## Start
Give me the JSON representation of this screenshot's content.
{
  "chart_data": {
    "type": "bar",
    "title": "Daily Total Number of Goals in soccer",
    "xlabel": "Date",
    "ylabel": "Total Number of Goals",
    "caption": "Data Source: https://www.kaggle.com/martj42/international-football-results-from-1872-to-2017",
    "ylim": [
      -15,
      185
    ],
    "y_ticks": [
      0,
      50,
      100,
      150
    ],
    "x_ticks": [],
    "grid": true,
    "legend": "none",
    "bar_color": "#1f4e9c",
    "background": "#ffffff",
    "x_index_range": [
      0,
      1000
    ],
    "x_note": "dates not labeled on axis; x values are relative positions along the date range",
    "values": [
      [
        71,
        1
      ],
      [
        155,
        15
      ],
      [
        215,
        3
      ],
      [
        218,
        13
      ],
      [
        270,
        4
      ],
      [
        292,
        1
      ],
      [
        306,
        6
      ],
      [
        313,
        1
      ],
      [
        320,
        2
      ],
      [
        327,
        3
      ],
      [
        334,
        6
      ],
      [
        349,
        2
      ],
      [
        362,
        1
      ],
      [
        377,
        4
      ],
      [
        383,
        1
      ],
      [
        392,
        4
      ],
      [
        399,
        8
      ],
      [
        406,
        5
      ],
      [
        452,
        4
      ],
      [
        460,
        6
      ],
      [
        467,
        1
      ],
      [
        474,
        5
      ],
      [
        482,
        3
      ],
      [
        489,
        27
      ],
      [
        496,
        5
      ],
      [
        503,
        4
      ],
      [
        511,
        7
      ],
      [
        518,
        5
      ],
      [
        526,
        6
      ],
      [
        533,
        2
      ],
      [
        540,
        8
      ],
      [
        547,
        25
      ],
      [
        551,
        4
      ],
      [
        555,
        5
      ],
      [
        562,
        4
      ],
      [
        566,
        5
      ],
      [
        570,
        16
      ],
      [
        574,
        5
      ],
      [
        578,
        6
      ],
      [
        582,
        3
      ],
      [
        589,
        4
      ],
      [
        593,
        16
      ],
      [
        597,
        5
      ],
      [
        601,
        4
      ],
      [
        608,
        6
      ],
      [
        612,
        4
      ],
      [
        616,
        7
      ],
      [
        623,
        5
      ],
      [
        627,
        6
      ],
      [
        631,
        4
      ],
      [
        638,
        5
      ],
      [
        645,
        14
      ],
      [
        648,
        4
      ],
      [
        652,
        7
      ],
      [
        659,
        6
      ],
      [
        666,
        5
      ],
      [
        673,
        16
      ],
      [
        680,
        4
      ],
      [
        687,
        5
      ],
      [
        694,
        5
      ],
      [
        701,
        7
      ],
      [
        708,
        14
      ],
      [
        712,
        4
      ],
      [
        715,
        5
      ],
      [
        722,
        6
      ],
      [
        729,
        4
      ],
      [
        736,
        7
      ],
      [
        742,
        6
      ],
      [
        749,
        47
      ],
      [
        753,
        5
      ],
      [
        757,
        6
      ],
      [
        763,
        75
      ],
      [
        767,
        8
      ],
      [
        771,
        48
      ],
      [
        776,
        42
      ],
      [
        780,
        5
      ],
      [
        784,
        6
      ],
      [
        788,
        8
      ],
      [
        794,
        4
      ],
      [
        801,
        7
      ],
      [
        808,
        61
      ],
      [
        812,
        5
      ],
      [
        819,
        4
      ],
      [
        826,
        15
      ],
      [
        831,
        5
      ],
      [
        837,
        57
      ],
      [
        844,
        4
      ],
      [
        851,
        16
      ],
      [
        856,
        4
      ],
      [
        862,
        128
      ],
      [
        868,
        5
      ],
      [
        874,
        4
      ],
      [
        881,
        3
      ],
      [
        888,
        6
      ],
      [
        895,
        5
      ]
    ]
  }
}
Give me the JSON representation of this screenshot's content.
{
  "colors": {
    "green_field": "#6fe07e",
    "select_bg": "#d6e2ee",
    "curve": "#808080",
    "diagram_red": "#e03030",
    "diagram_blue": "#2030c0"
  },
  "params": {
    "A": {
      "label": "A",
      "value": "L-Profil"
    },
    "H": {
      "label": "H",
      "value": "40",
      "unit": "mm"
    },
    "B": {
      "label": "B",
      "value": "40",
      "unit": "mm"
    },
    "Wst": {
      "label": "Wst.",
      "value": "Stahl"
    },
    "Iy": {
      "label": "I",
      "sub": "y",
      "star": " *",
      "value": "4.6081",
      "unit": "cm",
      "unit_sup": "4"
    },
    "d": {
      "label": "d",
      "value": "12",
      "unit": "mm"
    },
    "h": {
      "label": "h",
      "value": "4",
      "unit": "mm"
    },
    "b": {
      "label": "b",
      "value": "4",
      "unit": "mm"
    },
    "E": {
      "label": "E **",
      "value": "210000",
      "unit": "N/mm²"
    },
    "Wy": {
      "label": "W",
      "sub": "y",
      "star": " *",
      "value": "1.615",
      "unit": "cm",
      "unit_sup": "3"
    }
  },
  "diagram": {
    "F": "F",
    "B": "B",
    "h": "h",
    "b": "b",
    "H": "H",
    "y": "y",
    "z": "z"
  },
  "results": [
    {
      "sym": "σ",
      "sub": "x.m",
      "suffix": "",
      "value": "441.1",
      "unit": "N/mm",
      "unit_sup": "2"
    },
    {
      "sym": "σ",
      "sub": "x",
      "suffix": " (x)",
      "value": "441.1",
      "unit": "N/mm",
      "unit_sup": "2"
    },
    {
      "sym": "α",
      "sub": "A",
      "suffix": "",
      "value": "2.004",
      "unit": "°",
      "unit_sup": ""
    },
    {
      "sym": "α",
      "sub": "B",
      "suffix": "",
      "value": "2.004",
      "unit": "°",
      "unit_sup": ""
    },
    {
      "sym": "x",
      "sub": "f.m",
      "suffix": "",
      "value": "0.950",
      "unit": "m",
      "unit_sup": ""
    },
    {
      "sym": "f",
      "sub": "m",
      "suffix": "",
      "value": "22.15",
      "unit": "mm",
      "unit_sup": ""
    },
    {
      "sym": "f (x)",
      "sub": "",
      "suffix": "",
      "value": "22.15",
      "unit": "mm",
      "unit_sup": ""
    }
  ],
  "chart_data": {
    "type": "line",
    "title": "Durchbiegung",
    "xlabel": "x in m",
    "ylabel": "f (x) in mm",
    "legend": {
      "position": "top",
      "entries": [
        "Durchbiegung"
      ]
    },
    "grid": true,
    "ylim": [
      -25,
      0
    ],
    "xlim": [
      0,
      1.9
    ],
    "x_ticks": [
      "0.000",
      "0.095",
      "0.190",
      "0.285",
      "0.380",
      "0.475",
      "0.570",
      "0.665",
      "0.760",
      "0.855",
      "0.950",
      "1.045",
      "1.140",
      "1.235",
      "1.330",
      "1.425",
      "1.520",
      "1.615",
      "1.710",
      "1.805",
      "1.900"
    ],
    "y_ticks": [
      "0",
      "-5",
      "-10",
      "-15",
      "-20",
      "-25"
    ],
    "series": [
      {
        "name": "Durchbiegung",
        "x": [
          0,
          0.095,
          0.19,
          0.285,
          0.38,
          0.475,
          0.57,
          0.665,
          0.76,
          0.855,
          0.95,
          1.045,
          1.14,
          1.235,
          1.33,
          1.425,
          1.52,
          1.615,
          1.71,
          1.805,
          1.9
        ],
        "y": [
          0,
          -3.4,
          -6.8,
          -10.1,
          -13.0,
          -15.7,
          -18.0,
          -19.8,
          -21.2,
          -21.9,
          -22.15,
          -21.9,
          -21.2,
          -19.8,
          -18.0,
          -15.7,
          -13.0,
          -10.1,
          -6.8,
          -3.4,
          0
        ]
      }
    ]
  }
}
## End
How many lines in the records above contain the word "Durchbiegung"? Give only the number.

3